** begin Material for the task **
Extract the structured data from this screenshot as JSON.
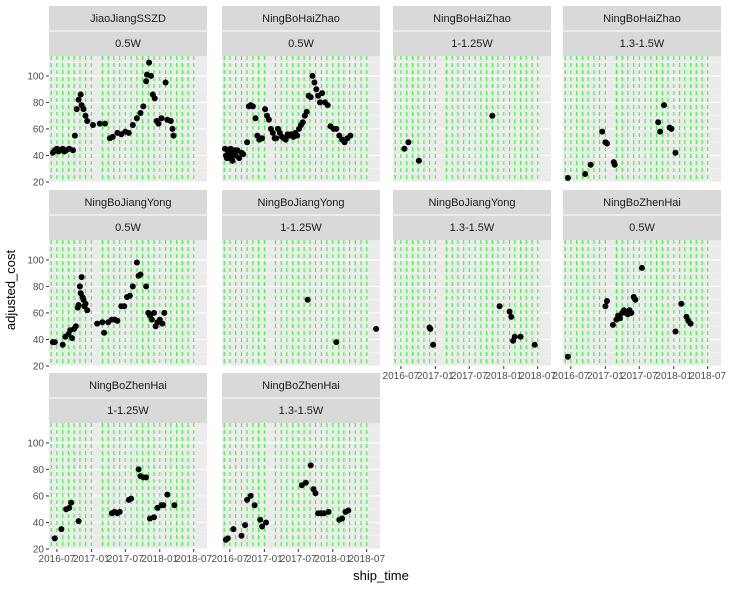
{
  "chart_data": {
    "type": "scatter",
    "xlabel": "ship_time",
    "ylabel": "adjusted_cost",
    "ylim": [
      20,
      115
    ],
    "yticks": [
      20,
      40,
      60,
      80,
      100
    ],
    "xlim": [
      "2016-05-20",
      "2018-09-10"
    ],
    "xticks": [
      "2016-07-01",
      "2017-01-01",
      "2017-07-01",
      "2018-01-01",
      "2018-07-01"
    ],
    "xtick_labels": [
      "2016-07",
      "2017-01",
      "2017-07",
      "2018-01",
      "2018-07"
    ],
    "vlines": [
      "2016-06-01",
      "2016-07-01",
      "2016-08-01",
      "2016-09-01",
      "2016-10-01",
      "2016-11-01",
      "2016-12-01",
      "2017-01-01",
      "2017-03-01",
      "2017-04-01",
      "2017-05-01",
      "2017-06-01",
      "2017-07-01",
      "2017-08-01",
      "2017-09-01",
      "2017-10-01",
      "2017-11-01",
      "2017-12-01",
      "2018-01-01",
      "2018-02-01",
      "2018-03-01",
      "2018-04-01",
      "2018-05-01",
      "2018-06-01",
      "2018-07-01"
    ],
    "vline_color": "#33ff33",
    "panel_background": "#ebebeb",
    "strip_background": "#d9d9d9",
    "point_color": "#000000",
    "panels": [
      {
        "row1": "JiaoJiangSSZD",
        "row2": "0.5W",
        "points": [
          [
            "2016-06-10",
            42
          ],
          [
            "2016-06-20",
            44
          ],
          [
            "2016-07-01",
            45
          ],
          [
            "2016-07-10",
            43
          ],
          [
            "2016-07-20",
            44
          ],
          [
            "2016-08-01",
            45
          ],
          [
            "2016-08-10",
            43
          ],
          [
            "2016-08-20",
            44
          ],
          [
            "2016-09-05",
            45
          ],
          [
            "2016-09-25",
            44
          ],
          [
            "2016-10-05",
            55
          ],
          [
            "2016-10-15",
            75
          ],
          [
            "2016-10-25",
            82
          ],
          [
            "2016-11-05",
            86
          ],
          [
            "2016-11-10",
            78
          ],
          [
            "2016-11-20",
            75
          ],
          [
            "2016-12-01",
            70
          ],
          [
            "2016-12-10",
            66
          ],
          [
            "2017-01-10",
            63
          ],
          [
            "2017-02-15",
            64
          ],
          [
            "2017-03-15",
            64
          ],
          [
            "2017-04-10",
            53
          ],
          [
            "2017-04-25",
            54
          ],
          [
            "2017-05-20",
            57
          ],
          [
            "2017-06-10",
            56
          ],
          [
            "2017-07-01",
            58
          ],
          [
            "2017-07-20",
            57
          ],
          [
            "2017-08-10",
            63
          ],
          [
            "2017-09-01",
            68
          ],
          [
            "2017-09-20",
            72
          ],
          [
            "2017-10-05",
            77
          ],
          [
            "2017-10-20",
            96
          ],
          [
            "2017-10-25",
            101
          ],
          [
            "2017-11-05",
            110
          ],
          [
            "2017-11-15",
            100
          ],
          [
            "2017-11-25",
            86
          ],
          [
            "2017-12-05",
            83
          ],
          [
            "2017-12-15",
            66
          ],
          [
            "2017-12-25",
            64
          ],
          [
            "2018-01-10",
            68
          ],
          [
            "2018-02-01",
            95
          ],
          [
            "2018-02-10",
            67
          ],
          [
            "2018-03-01",
            66
          ],
          [
            "2018-03-10",
            60
          ],
          [
            "2018-03-15",
            55
          ]
        ]
      },
      {
        "row1": "NingBoHaiZhao",
        "row2": "0.5W",
        "points": [
          [
            "2016-06-05",
            45
          ],
          [
            "2016-06-10",
            40
          ],
          [
            "2016-06-15",
            38
          ],
          [
            "2016-06-20",
            44
          ],
          [
            "2016-06-25",
            42
          ],
          [
            "2016-07-01",
            38
          ],
          [
            "2016-07-05",
            45
          ],
          [
            "2016-07-10",
            40
          ],
          [
            "2016-07-15",
            36
          ],
          [
            "2016-07-20",
            42
          ],
          [
            "2016-07-25",
            44
          ],
          [
            "2016-08-01",
            40
          ],
          [
            "2016-08-10",
            44
          ],
          [
            "2016-08-20",
            38
          ],
          [
            "2016-09-01",
            42
          ],
          [
            "2016-09-10",
            41
          ],
          [
            "2016-10-01",
            50
          ],
          [
            "2016-10-10",
            77
          ],
          [
            "2016-10-20",
            78
          ],
          [
            "2016-11-01",
            77
          ],
          [
            "2016-11-15",
            68
          ],
          [
            "2016-11-25",
            55
          ],
          [
            "2016-12-05",
            52
          ],
          [
            "2016-12-20",
            53
          ],
          [
            "2017-01-05",
            75
          ],
          [
            "2017-01-15",
            70
          ],
          [
            "2017-01-25",
            67
          ],
          [
            "2017-02-05",
            60
          ],
          [
            "2017-02-15",
            57
          ],
          [
            "2017-02-25",
            53
          ],
          [
            "2017-03-05",
            53
          ],
          [
            "2017-03-15",
            60
          ],
          [
            "2017-03-25",
            57
          ],
          [
            "2017-04-05",
            54
          ],
          [
            "2017-04-15",
            53
          ],
          [
            "2017-04-25",
            52
          ],
          [
            "2017-05-05",
            56
          ],
          [
            "2017-05-15",
            55
          ],
          [
            "2017-05-25",
            56
          ],
          [
            "2017-06-05",
            54
          ],
          [
            "2017-06-15",
            57
          ],
          [
            "2017-06-25",
            55
          ],
          [
            "2017-07-05",
            60
          ],
          [
            "2017-07-15",
            63
          ],
          [
            "2017-07-25",
            65
          ],
          [
            "2017-08-05",
            70
          ],
          [
            "2017-08-15",
            73
          ],
          [
            "2017-08-25",
            85
          ],
          [
            "2017-09-05",
            84
          ],
          [
            "2017-09-15",
            100
          ],
          [
            "2017-09-25",
            95
          ],
          [
            "2017-10-05",
            90
          ],
          [
            "2017-10-15",
            85
          ],
          [
            "2017-10-25",
            80
          ],
          [
            "2017-11-05",
            87
          ],
          [
            "2017-11-20",
            80
          ],
          [
            "2017-12-05",
            78
          ],
          [
            "2017-12-20",
            62
          ],
          [
            "2018-01-05",
            60
          ],
          [
            "2018-01-20",
            60
          ],
          [
            "2018-02-05",
            55
          ],
          [
            "2018-02-20",
            52
          ],
          [
            "2018-03-05",
            50
          ],
          [
            "2018-03-20",
            53
          ],
          [
            "2018-04-05",
            55
          ]
        ]
      },
      {
        "row1": "NingBoHaiZhao",
        "row2": "1-1.25W",
        "points": [
          [
            "2016-07-20",
            45
          ],
          [
            "2016-08-10",
            50
          ],
          [
            "2016-10-05",
            36
          ],
          [
            "2017-11-01",
            70
          ]
        ]
      },
      {
        "row1": "NingBoHaiZhao",
        "row2": "1.3-1.5W",
        "points": [
          [
            "2016-06-15",
            23
          ],
          [
            "2016-09-15",
            26
          ],
          [
            "2016-10-15",
            33
          ],
          [
            "2016-12-15",
            58
          ],
          [
            "2017-01-01",
            50
          ],
          [
            "2017-01-10",
            49
          ],
          [
            "2017-02-15",
            35
          ],
          [
            "2017-02-20",
            33
          ],
          [
            "2017-10-10",
            65
          ],
          [
            "2017-10-20",
            58
          ],
          [
            "2017-11-10",
            78
          ],
          [
            "2017-12-10",
            61
          ],
          [
            "2017-12-20",
            60
          ],
          [
            "2018-01-10",
            42
          ]
        ]
      },
      {
        "row1": "NingBoJiangYong",
        "row2": "0.5W",
        "points": [
          [
            "2016-06-10",
            38
          ],
          [
            "2016-06-20",
            38
          ],
          [
            "2016-08-01",
            36
          ],
          [
            "2016-08-15",
            42
          ],
          [
            "2016-09-01",
            44
          ],
          [
            "2016-09-10",
            47
          ],
          [
            "2016-09-20",
            41
          ],
          [
            "2016-10-01",
            48
          ],
          [
            "2016-10-10",
            50
          ],
          [
            "2016-10-20",
            64
          ],
          [
            "2016-10-25",
            66
          ],
          [
            "2016-11-01",
            80
          ],
          [
            "2016-11-05",
            75
          ],
          [
            "2016-11-10",
            87
          ],
          [
            "2016-11-15",
            72
          ],
          [
            "2016-11-20",
            70
          ],
          [
            "2016-11-25",
            65
          ],
          [
            "2016-12-01",
            67
          ],
          [
            "2016-12-10",
            62
          ],
          [
            "2017-02-01",
            52
          ],
          [
            "2017-03-01",
            53
          ],
          [
            "2017-03-10",
            45
          ],
          [
            "2017-04-01",
            53
          ],
          [
            "2017-04-20",
            55
          ],
          [
            "2017-05-05",
            55
          ],
          [
            "2017-05-20",
            54
          ],
          [
            "2017-06-10",
            65
          ],
          [
            "2017-06-25",
            65
          ],
          [
            "2017-07-10",
            72
          ],
          [
            "2017-07-25",
            73
          ],
          [
            "2017-08-10",
            80
          ],
          [
            "2017-09-01",
            98
          ],
          [
            "2017-09-10",
            88
          ],
          [
            "2017-09-20",
            89
          ],
          [
            "2017-10-20",
            80
          ],
          [
            "2017-11-01",
            60
          ],
          [
            "2017-11-10",
            58
          ],
          [
            "2017-11-20",
            55
          ],
          [
            "2017-12-01",
            60
          ],
          [
            "2017-12-10",
            50
          ],
          [
            "2017-12-20",
            53
          ],
          [
            "2018-01-01",
            55
          ],
          [
            "2018-01-15",
            52
          ],
          [
            "2018-01-25",
            60
          ]
        ]
      },
      {
        "row1": "NingBoJiangYong",
        "row2": "1-1.25W",
        "points": [
          [
            "2017-08-20",
            70
          ],
          [
            "2018-01-20",
            38
          ],
          [
            "2018-08-20",
            48
          ]
        ]
      },
      {
        "row1": "NingBoJiangYong",
        "row2": "1.3-1.5W",
        "points": [
          [
            "2016-12-01",
            49
          ],
          [
            "2016-12-05",
            48
          ],
          [
            "2016-12-20",
            36
          ],
          [
            "2017-12-10",
            65
          ],
          [
            "2018-02-01",
            61
          ],
          [
            "2018-02-10",
            57
          ],
          [
            "2018-02-20",
            39
          ],
          [
            "2018-03-01",
            42
          ],
          [
            "2018-04-01",
            42
          ],
          [
            "2018-06-15",
            36
          ]
        ]
      },
      {
        "row1": "NingBoZhenHai",
        "row2": "0.5W",
        "points": [
          [
            "2016-06-15",
            27
          ],
          [
            "2017-01-01",
            65
          ],
          [
            "2017-01-10",
            69
          ],
          [
            "2017-02-10",
            51
          ],
          [
            "2017-03-01",
            55
          ],
          [
            "2017-03-10",
            58
          ],
          [
            "2017-03-20",
            56
          ],
          [
            "2017-04-01",
            60
          ],
          [
            "2017-04-10",
            62
          ],
          [
            "2017-04-20",
            60
          ],
          [
            "2017-05-01",
            59
          ],
          [
            "2017-05-10",
            62
          ],
          [
            "2017-05-20",
            60
          ],
          [
            "2017-06-01",
            72
          ],
          [
            "2017-06-10",
            70
          ],
          [
            "2017-07-15",
            94
          ],
          [
            "2018-01-10",
            46
          ],
          [
            "2018-02-10",
            67
          ],
          [
            "2018-03-10",
            57
          ],
          [
            "2018-03-20",
            54
          ],
          [
            "2018-04-01",
            52
          ]
        ]
      },
      {
        "row1": "NingBoZhenHai",
        "row2": "1-1.25W",
        "points": [
          [
            "2016-06-20",
            28
          ],
          [
            "2016-07-25",
            35
          ],
          [
            "2016-08-20",
            50
          ],
          [
            "2016-09-05",
            51
          ],
          [
            "2016-09-15",
            55
          ],
          [
            "2016-10-25",
            41
          ],
          [
            "2017-04-20",
            47
          ],
          [
            "2017-05-05",
            48
          ],
          [
            "2017-05-20",
            47
          ],
          [
            "2017-06-01",
            48
          ],
          [
            "2017-07-20",
            57
          ],
          [
            "2017-08-01",
            58
          ],
          [
            "2017-09-10",
            80
          ],
          [
            "2017-09-20",
            75
          ],
          [
            "2017-10-05",
            74
          ],
          [
            "2017-10-20",
            74
          ],
          [
            "2017-11-10",
            43
          ],
          [
            "2017-12-01",
            44
          ],
          [
            "2017-12-20",
            51
          ],
          [
            "2018-01-10",
            53
          ],
          [
            "2018-01-20",
            53
          ],
          [
            "2018-02-10",
            61
          ],
          [
            "2018-03-20",
            53
          ]
        ]
      },
      {
        "row1": "NingBoZhenHai",
        "row2": "1.3-1.5W",
        "points": [
          [
            "2016-06-10",
            27
          ],
          [
            "2016-06-20",
            28
          ],
          [
            "2016-07-20",
            35
          ],
          [
            "2016-09-01",
            30
          ],
          [
            "2016-09-20",
            38
          ],
          [
            "2016-10-01",
            57
          ],
          [
            "2016-10-20",
            60
          ],
          [
            "2016-11-10",
            53
          ],
          [
            "2016-12-10",
            42
          ],
          [
            "2016-12-20",
            37
          ],
          [
            "2017-01-10",
            40
          ],
          [
            "2017-07-20",
            68
          ],
          [
            "2017-08-10",
            70
          ],
          [
            "2017-09-05",
            83
          ],
          [
            "2017-09-20",
            65
          ],
          [
            "2017-10-01",
            62
          ],
          [
            "2017-10-15",
            47
          ],
          [
            "2017-11-01",
            47
          ],
          [
            "2017-11-15",
            47
          ],
          [
            "2017-12-10",
            48
          ],
          [
            "2018-02-05",
            42
          ],
          [
            "2018-02-20",
            43
          ],
          [
            "2018-03-10",
            48
          ],
          [
            "2018-03-25",
            49
          ]
        ]
      }
    ]
  }
}
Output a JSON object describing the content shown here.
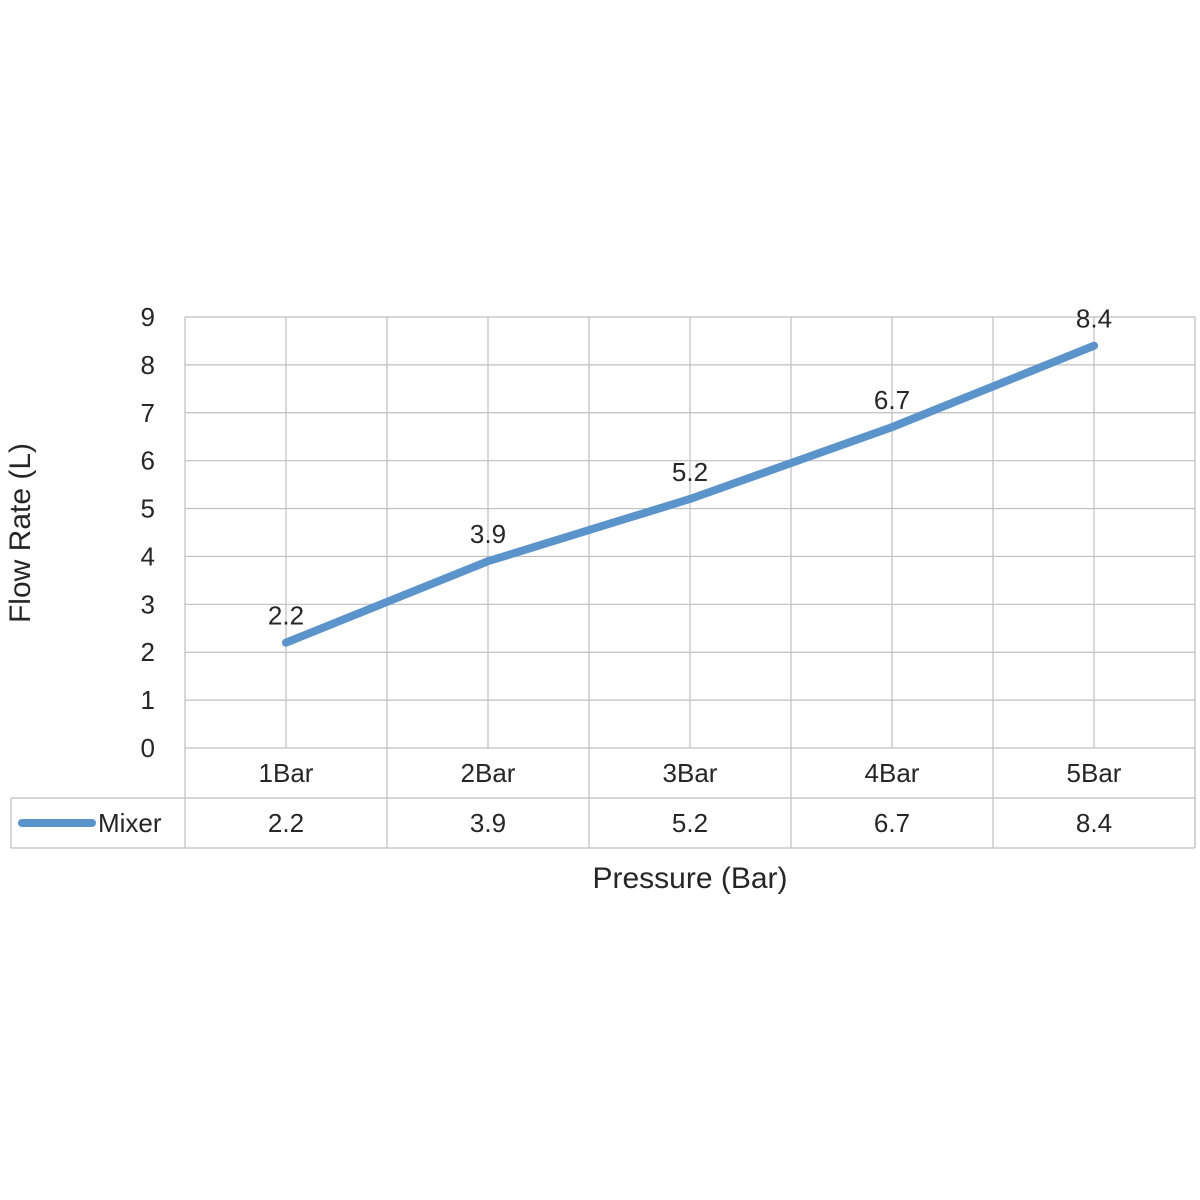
{
  "chart_data": {
    "type": "line",
    "title": "",
    "xlabel": "Pressure (Bar)",
    "ylabel": "Flow Rate (L)",
    "categories": [
      "1Bar",
      "2Bar",
      "3Bar",
      "4Bar",
      "5Bar"
    ],
    "series": [
      {
        "name": "Mixer",
        "values": [
          2.2,
          3.9,
          5.2,
          6.7,
          8.4
        ],
        "color": "#5b93cb"
      }
    ],
    "ylim": [
      0,
      9
    ],
    "yticks": [
      "0",
      "1",
      "2",
      "3",
      "4",
      "5",
      "6",
      "7",
      "8",
      "9"
    ],
    "data_labels": [
      "2.2",
      "3.9",
      "5.2",
      "6.7",
      "8.4"
    ],
    "table_values": [
      "2.2",
      "3.9",
      "5.2",
      "6.7",
      "8.4"
    ],
    "grid": true,
    "legend": "data-table"
  }
}
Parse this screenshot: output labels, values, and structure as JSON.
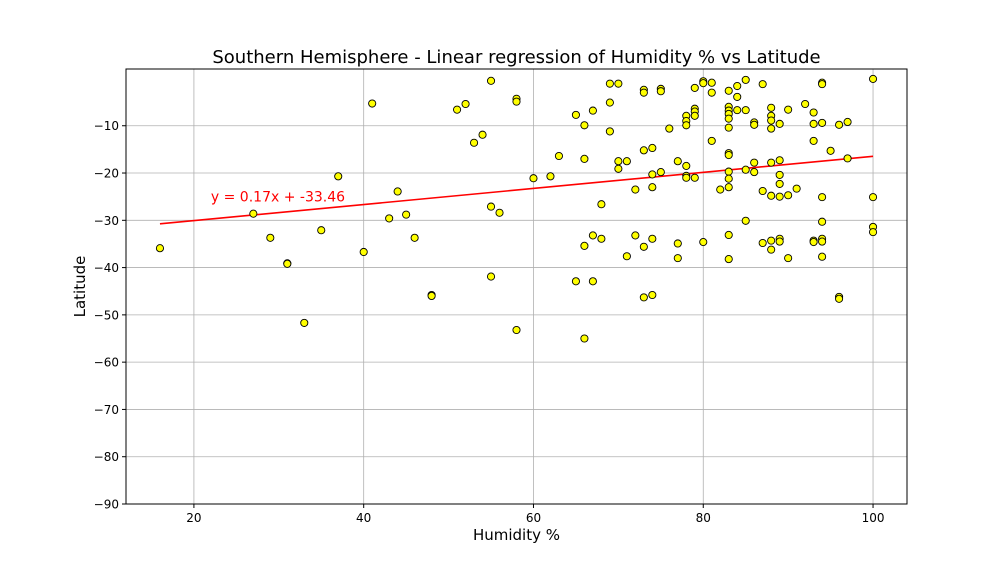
{
  "chart_data": {
    "type": "scatter",
    "title": "Southern Hemisphere - Linear regression of Humidity % vs Latitude",
    "xlabel": "Humidity %",
    "ylabel": "Latitude",
    "xlim": [
      12,
      104
    ],
    "ylim": [
      -90,
      2
    ],
    "xticks": [
      20,
      40,
      60,
      80,
      100
    ],
    "yticks": [
      -90,
      -80,
      -70,
      -60,
      -50,
      -40,
      -30,
      -20,
      -10
    ],
    "xtick_labels": [
      "20",
      "40",
      "60",
      "80",
      "100"
    ],
    "ytick_labels": [
      "−90",
      "−80",
      "−70",
      "−60",
      "−50",
      "−40",
      "−30",
      "−20",
      "−10"
    ],
    "grid": true,
    "colors": {
      "marker_fill": "#ffff00",
      "marker_edge": "#000000",
      "regression_line": "#ff0000",
      "annotation": "#ff0000"
    },
    "regression": {
      "slope": 0.17,
      "intercept": -33.46,
      "x_range": [
        16,
        100
      ]
    },
    "annotation": {
      "text": "y = 0.17x + -33.46",
      "x": 22,
      "y": -25
    },
    "points": [
      [
        16,
        -35.9
      ],
      [
        27,
        -28.6
      ],
      [
        29,
        -33.7
      ],
      [
        31,
        -39.1
      ],
      [
        31,
        -39.2
      ],
      [
        33,
        -51.7
      ],
      [
        35,
        -32.1
      ],
      [
        37,
        -20.7
      ],
      [
        40,
        -36.7
      ],
      [
        41,
        -5.3
      ],
      [
        43,
        -29.6
      ],
      [
        44,
        -23.9
      ],
      [
        45,
        -28.8
      ],
      [
        46,
        -33.7
      ],
      [
        48,
        -45.8
      ],
      [
        48,
        -46.0
      ],
      [
        51,
        -6.6
      ],
      [
        52,
        -5.4
      ],
      [
        53,
        -13.6
      ],
      [
        54,
        -11.9
      ],
      [
        55,
        -0.5
      ],
      [
        55,
        -27.1
      ],
      [
        55,
        -41.9
      ],
      [
        56,
        -28.4
      ],
      [
        58,
        -4.3
      ],
      [
        58,
        -4.9
      ],
      [
        58,
        -53.2
      ],
      [
        60,
        -21.1
      ],
      [
        62,
        -20.7
      ],
      [
        63,
        -16.4
      ],
      [
        65,
        -7.7
      ],
      [
        65,
        -42.9
      ],
      [
        66,
        -9.9
      ],
      [
        66,
        -17.0
      ],
      [
        66,
        -35.4
      ],
      [
        66,
        -55.0
      ],
      [
        67,
        -6.8
      ],
      [
        67,
        -33.2
      ],
      [
        67,
        -42.9
      ],
      [
        68,
        -33.9
      ],
      [
        68,
        -26.6
      ],
      [
        69,
        -1.1
      ],
      [
        69,
        -5.1
      ],
      [
        69,
        -11.2
      ],
      [
        70,
        -1.1
      ],
      [
        70,
        -17.5
      ],
      [
        70,
        -19.1
      ],
      [
        71,
        -17.5
      ],
      [
        71,
        -37.6
      ],
      [
        72,
        -23.5
      ],
      [
        72,
        -33.2
      ],
      [
        73,
        -2.4
      ],
      [
        73,
        -3.0
      ],
      [
        73,
        -15.2
      ],
      [
        73,
        -35.6
      ],
      [
        73,
        -46.3
      ],
      [
        74,
        -14.7
      ],
      [
        74,
        -20.3
      ],
      [
        74,
        -23.0
      ],
      [
        74,
        -33.9
      ],
      [
        74,
        -45.8
      ],
      [
        75,
        -2.2
      ],
      [
        75,
        -2.7
      ],
      [
        75,
        -19.8
      ],
      [
        76,
        -10.6
      ],
      [
        77,
        -17.5
      ],
      [
        77,
        -34.9
      ],
      [
        77,
        -38.0
      ],
      [
        78,
        -7.9
      ],
      [
        78,
        -9.0
      ],
      [
        78,
        -9.9
      ],
      [
        78,
        -18.5
      ],
      [
        78,
        -20.6
      ],
      [
        78,
        -21.0
      ],
      [
        79,
        -2.0
      ],
      [
        79,
        -6.4
      ],
      [
        79,
        -7.0
      ],
      [
        79,
        -7.9
      ],
      [
        79,
        -21.0
      ],
      [
        80,
        -0.6
      ],
      [
        80,
        -1.0
      ],
      [
        80,
        -34.6
      ],
      [
        81,
        -0.9
      ],
      [
        81,
        -3.0
      ],
      [
        81,
        -13.2
      ],
      [
        82,
        -23.5
      ],
      [
        83,
        -2.6
      ],
      [
        83,
        -6.0
      ],
      [
        83,
        -6.8
      ],
      [
        83,
        -7.5
      ],
      [
        83,
        -8.5
      ],
      [
        83,
        -10.4
      ],
      [
        83,
        -15.8
      ],
      [
        83,
        -16.2
      ],
      [
        83,
        -19.7
      ],
      [
        83,
        -21.2
      ],
      [
        83,
        -23.0
      ],
      [
        83,
        -33.1
      ],
      [
        83,
        -38.2
      ],
      [
        84,
        -1.6
      ],
      [
        84,
        -3.9
      ],
      [
        84,
        -6.7
      ],
      [
        85,
        -0.3
      ],
      [
        85,
        -6.7
      ],
      [
        85,
        -19.3
      ],
      [
        85,
        -30.1
      ],
      [
        86,
        -9.3
      ],
      [
        86,
        -9.8
      ],
      [
        86,
        -17.8
      ],
      [
        86,
        -19.8
      ],
      [
        87,
        -1.2
      ],
      [
        87,
        -23.8
      ],
      [
        87,
        -34.8
      ],
      [
        88,
        -6.2
      ],
      [
        88,
        -7.9
      ],
      [
        88,
        -8.9
      ],
      [
        88,
        -10.6
      ],
      [
        88,
        -17.8
      ],
      [
        88,
        -24.8
      ],
      [
        88,
        -34.3
      ],
      [
        88,
        -36.2
      ],
      [
        89,
        -9.6
      ],
      [
        89,
        -17.3
      ],
      [
        89,
        -20.4
      ],
      [
        89,
        -22.3
      ],
      [
        89,
        -25.0
      ],
      [
        89,
        -33.9
      ],
      [
        89,
        -34.5
      ],
      [
        90,
        -6.6
      ],
      [
        90,
        -24.7
      ],
      [
        90,
        -38.0
      ],
      [
        91,
        -23.3
      ],
      [
        92,
        -5.4
      ],
      [
        93,
        -7.2
      ],
      [
        93,
        -9.6
      ],
      [
        93,
        -13.2
      ],
      [
        93,
        -34.3
      ],
      [
        93,
        -34.6
      ],
      [
        94,
        -0.9
      ],
      [
        94,
        -1.2
      ],
      [
        94,
        -9.4
      ],
      [
        94,
        -25.1
      ],
      [
        94,
        -30.3
      ],
      [
        94,
        -33.9
      ],
      [
        94,
        -34.5
      ],
      [
        94,
        -37.7
      ],
      [
        95,
        -15.3
      ],
      [
        96,
        -9.8
      ],
      [
        96,
        -46.2
      ],
      [
        96,
        -46.6
      ],
      [
        97,
        -9.2
      ],
      [
        97,
        -16.9
      ],
      [
        100,
        -0.1
      ],
      [
        100,
        -25.1
      ],
      [
        100,
        -31.4
      ],
      [
        100,
        -32.5
      ]
    ]
  }
}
** end Material for the task **
> **Short task**
Of all the lines in the data above, state how many include "screenshot". Say only the number.

> **Result of the task**
2